- [Written task]
Copy nothing but the text: reproduce each line of the listing exactly and leave the pictures out.

- [Information shown]

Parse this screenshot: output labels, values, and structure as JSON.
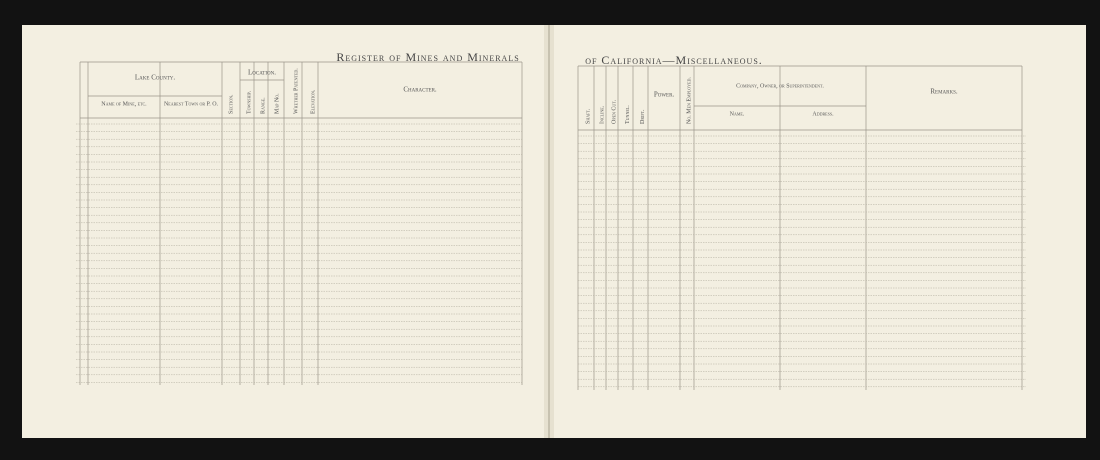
{
  "left_page": {
    "running_head": "Register of Mines and Minerals",
    "table": {
      "group_title": "Lake County.",
      "location_header": "Location.",
      "columns": [
        "Name of Mine, etc.",
        "Nearest Town or P. O.",
        "Section.",
        "Township.",
        "Range.",
        "Map No.",
        "Whether Patented.",
        "Elevation.",
        "Character."
      ]
    }
  },
  "right_page": {
    "running_head": "of California—Miscellaneous.",
    "table": {
      "company_header": "Company, Owner, or Superintendent.",
      "columns": [
        "Shaft.",
        "Incline.",
        "Open Cut.",
        "Tunnel.",
        "Drift.",
        "Power.",
        "No. Men Employed.",
        "Name.",
        "Address.",
        "Remarks."
      ]
    }
  }
}
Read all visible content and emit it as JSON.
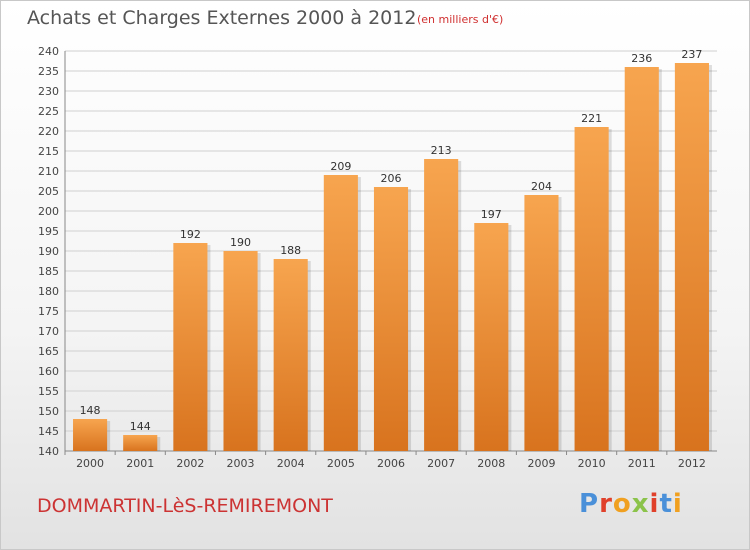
{
  "title": "Achats et Charges Externes 2000 à 2012",
  "subtitle": "(en milliers d'€)",
  "place": "DOMMARTIN-LèS-REMIREMONT",
  "brand": {
    "text": "Proxiti",
    "letter_colors": [
      "#4a90d9",
      "#e0402a",
      "#f0a020",
      "#8bc34a",
      "#e0402a",
      "#4a90d9",
      "#f0a020"
    ]
  },
  "colors": {
    "bar_top": "#f7a54f",
    "bar_bottom": "#d8731e",
    "gridline": "#d0d0d0",
    "title": "#555555",
    "place": "#cc3333"
  },
  "chart_data": {
    "type": "bar",
    "categories": [
      "2000",
      "2001",
      "2002",
      "2003",
      "2004",
      "2005",
      "2006",
      "2007",
      "2008",
      "2009",
      "2010",
      "2011",
      "2012"
    ],
    "values": [
      148,
      144,
      192,
      190,
      188,
      209,
      206,
      213,
      197,
      204,
      221,
      236,
      237
    ],
    "ylim": [
      140,
      240
    ],
    "ytick_step": 5,
    "grid": true,
    "xlabel": "",
    "ylabel": ""
  }
}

- [In response]
Parse this screenshot: output labels, values, and structure as JSON.
{
  "left_page": {
    "running_head": "Register of Mines and Minerals",
    "table": {
      "group_title": "Lake County.",
      "location_header": "Location.",
      "columns": [
        "Name of Mine, etc.",
        "Nearest Town or P. O.",
        "Section.",
        "Township.",
        "Range.",
        "Map No.",
        "Whether Patented.",
        "Elevation.",
        "Character."
      ]
    }
  },
  "right_page": {
    "running_head": "of California—Miscellaneous.",
    "table": {
      "company_header": "Company, Owner, or Superintendent.",
      "columns": [
        "Shaft.",
        "Incline.",
        "Open Cut.",
        "Tunnel.",
        "Drift.",
        "Power.",
        "No. Men Employed.",
        "Name.",
        "Address.",
        "Remarks."
      ]
    }
  }
}
Read all visible content and emit it as JSON.
{
  "title": "Achats et Charges Externes 2000 à 2012",
  "subtitle": "(en milliers d'€)",
  "place": "DOMMARTIN-LèS-REMIREMONT",
  "brand": {
    "text": "Proxiti",
    "letter_colors": [
      "#4a90d9",
      "#e0402a",
      "#f0a020",
      "#8bc34a",
      "#e0402a",
      "#4a90d9",
      "#f0a020"
    ]
  },
  "colors": {
    "bar_top": "#f7a54f",
    "bar_bottom": "#d8731e",
    "gridline": "#d0d0d0",
    "title": "#555555",
    "place": "#cc3333"
  },
  "chart_data": {
    "type": "bar",
    "categories": [
      "2000",
      "2001",
      "2002",
      "2003",
      "2004",
      "2005",
      "2006",
      "2007",
      "2008",
      "2009",
      "2010",
      "2011",
      "2012"
    ],
    "values": [
      148,
      144,
      192,
      190,
      188,
      209,
      206,
      213,
      197,
      204,
      221,
      236,
      237
    ],
    "ylim": [
      140,
      240
    ],
    "ytick_step": 5,
    "grid": true,
    "xlabel": "",
    "ylabel": ""
  }
}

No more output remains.